§ **Problem to solve**: Return a copy of each line that holds the string "SRMTID".

§ **Data listing**:
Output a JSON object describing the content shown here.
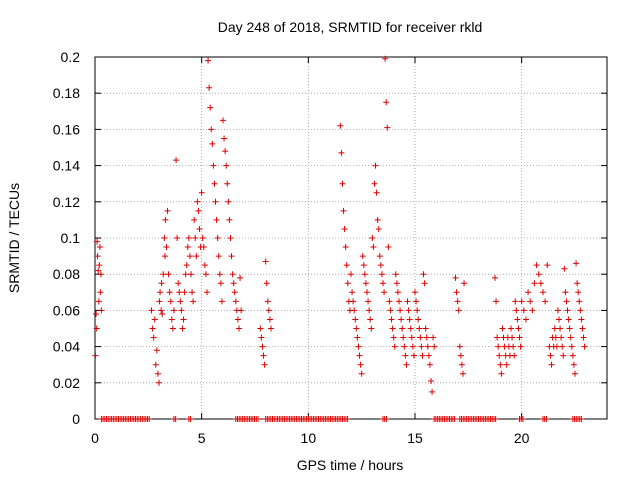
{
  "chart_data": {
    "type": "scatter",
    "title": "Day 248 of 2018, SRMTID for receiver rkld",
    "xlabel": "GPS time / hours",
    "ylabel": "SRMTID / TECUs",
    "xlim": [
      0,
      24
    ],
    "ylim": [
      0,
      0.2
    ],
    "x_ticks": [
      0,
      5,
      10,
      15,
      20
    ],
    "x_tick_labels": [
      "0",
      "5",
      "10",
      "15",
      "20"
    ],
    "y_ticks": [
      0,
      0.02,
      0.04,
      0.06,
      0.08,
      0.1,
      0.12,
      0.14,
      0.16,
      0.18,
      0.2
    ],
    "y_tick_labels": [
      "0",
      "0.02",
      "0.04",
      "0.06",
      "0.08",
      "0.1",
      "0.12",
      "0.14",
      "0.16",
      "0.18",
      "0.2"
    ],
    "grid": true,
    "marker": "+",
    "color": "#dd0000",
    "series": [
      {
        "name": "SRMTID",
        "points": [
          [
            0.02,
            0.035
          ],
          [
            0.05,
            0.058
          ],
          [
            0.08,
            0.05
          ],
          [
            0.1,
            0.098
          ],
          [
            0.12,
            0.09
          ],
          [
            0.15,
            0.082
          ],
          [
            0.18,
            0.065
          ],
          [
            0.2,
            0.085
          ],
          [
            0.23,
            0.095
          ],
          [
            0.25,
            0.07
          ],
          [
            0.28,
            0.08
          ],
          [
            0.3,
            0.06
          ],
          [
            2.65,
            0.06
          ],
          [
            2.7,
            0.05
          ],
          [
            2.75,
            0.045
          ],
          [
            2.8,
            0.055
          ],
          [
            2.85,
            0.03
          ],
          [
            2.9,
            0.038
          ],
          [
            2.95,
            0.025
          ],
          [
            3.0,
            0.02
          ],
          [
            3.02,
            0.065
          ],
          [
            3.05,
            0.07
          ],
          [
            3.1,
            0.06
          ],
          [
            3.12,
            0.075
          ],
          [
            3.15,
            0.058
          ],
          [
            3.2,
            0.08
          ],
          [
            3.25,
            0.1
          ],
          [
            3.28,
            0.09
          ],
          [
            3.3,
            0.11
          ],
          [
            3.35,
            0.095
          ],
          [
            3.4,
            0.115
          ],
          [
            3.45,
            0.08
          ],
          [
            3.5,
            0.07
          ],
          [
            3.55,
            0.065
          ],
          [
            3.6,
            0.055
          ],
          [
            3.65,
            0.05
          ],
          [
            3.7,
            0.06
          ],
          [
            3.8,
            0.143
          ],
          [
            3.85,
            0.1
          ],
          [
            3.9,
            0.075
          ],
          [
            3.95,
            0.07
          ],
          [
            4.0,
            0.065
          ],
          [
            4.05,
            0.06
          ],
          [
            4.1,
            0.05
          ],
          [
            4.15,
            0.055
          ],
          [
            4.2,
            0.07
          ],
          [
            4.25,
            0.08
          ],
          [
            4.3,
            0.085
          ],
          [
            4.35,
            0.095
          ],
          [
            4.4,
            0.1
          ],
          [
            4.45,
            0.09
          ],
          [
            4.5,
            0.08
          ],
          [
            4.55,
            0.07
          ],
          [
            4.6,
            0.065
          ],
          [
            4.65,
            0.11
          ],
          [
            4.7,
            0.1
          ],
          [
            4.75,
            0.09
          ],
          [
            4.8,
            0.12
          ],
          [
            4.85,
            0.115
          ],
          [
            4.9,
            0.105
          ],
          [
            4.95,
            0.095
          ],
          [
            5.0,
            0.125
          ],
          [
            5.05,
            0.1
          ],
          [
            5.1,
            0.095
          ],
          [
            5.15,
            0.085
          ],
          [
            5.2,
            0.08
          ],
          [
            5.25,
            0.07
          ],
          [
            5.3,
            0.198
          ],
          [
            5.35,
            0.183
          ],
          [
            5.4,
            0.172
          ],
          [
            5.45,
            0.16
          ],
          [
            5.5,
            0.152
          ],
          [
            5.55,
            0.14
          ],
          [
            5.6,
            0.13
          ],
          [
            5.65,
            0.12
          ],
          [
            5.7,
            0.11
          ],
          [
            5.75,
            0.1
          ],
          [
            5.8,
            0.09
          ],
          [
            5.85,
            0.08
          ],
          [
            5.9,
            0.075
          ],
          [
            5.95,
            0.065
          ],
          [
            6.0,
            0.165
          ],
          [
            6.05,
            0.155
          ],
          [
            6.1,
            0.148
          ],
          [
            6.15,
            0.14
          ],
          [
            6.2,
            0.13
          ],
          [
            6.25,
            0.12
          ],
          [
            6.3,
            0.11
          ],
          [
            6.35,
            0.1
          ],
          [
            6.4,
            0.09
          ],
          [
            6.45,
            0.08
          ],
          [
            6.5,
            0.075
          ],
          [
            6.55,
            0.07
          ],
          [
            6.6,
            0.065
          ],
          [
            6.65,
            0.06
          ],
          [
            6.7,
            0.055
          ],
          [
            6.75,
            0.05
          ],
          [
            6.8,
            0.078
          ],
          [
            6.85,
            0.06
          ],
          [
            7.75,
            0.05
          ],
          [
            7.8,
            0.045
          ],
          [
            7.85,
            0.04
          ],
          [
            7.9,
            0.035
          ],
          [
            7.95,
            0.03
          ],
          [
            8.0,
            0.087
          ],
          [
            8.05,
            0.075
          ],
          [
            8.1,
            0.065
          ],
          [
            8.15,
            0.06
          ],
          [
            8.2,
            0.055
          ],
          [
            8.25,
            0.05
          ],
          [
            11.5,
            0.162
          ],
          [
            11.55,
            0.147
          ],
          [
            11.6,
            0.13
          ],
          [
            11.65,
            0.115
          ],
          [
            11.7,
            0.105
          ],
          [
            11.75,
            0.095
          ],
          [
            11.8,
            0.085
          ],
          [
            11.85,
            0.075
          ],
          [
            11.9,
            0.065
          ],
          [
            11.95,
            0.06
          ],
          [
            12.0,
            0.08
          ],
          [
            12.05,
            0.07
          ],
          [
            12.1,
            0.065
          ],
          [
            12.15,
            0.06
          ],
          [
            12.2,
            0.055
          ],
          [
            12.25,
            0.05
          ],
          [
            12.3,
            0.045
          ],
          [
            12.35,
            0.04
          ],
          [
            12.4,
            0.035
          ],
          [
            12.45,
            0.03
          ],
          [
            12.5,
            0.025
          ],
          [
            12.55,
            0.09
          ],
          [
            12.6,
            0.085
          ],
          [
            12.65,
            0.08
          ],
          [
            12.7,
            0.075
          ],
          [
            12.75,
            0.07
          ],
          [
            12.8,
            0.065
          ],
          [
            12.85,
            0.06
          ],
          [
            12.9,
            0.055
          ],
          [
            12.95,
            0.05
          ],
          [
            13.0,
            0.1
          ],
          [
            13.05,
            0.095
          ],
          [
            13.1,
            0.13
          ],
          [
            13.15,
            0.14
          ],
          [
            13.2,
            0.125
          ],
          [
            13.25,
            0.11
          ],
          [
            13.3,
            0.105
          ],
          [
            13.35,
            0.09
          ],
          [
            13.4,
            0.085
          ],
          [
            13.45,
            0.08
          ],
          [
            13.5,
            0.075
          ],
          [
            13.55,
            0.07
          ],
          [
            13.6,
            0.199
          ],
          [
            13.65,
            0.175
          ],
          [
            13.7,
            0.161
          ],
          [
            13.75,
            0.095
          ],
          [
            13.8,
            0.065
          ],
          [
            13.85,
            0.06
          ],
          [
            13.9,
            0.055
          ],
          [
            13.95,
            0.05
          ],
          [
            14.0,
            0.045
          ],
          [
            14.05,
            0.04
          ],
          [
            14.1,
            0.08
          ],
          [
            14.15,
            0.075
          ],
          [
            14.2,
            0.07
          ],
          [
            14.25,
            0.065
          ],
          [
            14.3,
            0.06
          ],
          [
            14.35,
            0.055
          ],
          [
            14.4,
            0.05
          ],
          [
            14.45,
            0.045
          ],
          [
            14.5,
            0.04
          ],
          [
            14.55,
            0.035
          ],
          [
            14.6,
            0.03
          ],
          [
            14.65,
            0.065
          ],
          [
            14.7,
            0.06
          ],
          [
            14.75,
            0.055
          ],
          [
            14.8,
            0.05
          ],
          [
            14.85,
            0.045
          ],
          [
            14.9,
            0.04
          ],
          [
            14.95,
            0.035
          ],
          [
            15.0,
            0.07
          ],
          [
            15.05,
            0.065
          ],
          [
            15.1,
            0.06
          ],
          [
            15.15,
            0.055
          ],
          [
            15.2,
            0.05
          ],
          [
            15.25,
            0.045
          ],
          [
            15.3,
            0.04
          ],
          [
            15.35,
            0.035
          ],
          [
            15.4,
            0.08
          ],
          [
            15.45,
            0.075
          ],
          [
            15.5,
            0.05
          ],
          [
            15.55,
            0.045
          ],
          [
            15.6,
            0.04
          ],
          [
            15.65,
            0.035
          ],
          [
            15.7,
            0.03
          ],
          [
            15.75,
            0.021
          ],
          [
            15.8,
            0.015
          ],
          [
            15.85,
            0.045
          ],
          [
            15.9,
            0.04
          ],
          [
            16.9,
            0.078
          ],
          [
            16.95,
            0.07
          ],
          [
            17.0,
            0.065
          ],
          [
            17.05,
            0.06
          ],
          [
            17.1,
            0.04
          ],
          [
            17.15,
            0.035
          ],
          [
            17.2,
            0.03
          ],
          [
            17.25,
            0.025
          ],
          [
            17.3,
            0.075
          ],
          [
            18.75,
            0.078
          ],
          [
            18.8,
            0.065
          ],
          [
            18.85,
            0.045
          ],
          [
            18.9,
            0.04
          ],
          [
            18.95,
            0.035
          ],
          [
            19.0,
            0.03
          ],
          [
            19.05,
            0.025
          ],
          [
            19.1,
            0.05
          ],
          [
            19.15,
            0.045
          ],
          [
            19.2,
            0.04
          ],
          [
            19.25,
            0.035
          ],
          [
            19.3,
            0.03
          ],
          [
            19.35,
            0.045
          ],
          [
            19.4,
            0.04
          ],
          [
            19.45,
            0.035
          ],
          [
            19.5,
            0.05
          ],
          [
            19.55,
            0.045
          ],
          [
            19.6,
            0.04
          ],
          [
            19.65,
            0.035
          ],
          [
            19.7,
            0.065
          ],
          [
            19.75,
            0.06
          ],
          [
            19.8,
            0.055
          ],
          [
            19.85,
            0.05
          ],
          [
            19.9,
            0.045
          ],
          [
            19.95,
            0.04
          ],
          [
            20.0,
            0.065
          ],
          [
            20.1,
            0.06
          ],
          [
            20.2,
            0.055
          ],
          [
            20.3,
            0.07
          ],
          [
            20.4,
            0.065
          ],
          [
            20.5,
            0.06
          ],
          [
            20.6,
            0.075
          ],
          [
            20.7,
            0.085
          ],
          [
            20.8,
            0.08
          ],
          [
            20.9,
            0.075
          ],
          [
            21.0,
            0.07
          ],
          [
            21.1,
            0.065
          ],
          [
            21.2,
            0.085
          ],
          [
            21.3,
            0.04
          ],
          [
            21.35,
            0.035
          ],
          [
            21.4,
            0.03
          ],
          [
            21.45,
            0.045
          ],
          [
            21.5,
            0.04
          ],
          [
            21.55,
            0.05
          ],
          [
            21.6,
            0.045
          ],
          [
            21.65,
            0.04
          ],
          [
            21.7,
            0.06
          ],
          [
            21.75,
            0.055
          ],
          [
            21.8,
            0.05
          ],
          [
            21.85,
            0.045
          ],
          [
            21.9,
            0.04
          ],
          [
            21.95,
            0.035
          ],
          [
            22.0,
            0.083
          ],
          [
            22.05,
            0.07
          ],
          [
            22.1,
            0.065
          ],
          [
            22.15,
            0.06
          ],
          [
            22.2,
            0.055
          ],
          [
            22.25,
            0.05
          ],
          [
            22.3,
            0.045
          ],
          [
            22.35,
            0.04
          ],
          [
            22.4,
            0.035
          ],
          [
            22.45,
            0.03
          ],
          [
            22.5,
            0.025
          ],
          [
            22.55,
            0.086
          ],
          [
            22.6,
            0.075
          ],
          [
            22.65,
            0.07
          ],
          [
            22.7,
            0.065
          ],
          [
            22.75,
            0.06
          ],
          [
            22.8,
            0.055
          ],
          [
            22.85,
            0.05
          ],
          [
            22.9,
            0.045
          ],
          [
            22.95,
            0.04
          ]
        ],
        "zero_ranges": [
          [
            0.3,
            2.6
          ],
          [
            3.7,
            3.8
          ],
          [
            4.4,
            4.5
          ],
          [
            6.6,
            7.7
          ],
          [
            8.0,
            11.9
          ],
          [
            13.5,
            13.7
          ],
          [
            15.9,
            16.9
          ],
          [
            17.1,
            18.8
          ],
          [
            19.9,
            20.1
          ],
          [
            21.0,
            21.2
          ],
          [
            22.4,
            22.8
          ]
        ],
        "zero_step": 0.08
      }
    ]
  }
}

§ **Task answer**:
    "title": "Day 248 of 2018, SRMTID for receiver rkld",
    "ylabel": "SRMTID / TECUs",
        "name": "SRMTID",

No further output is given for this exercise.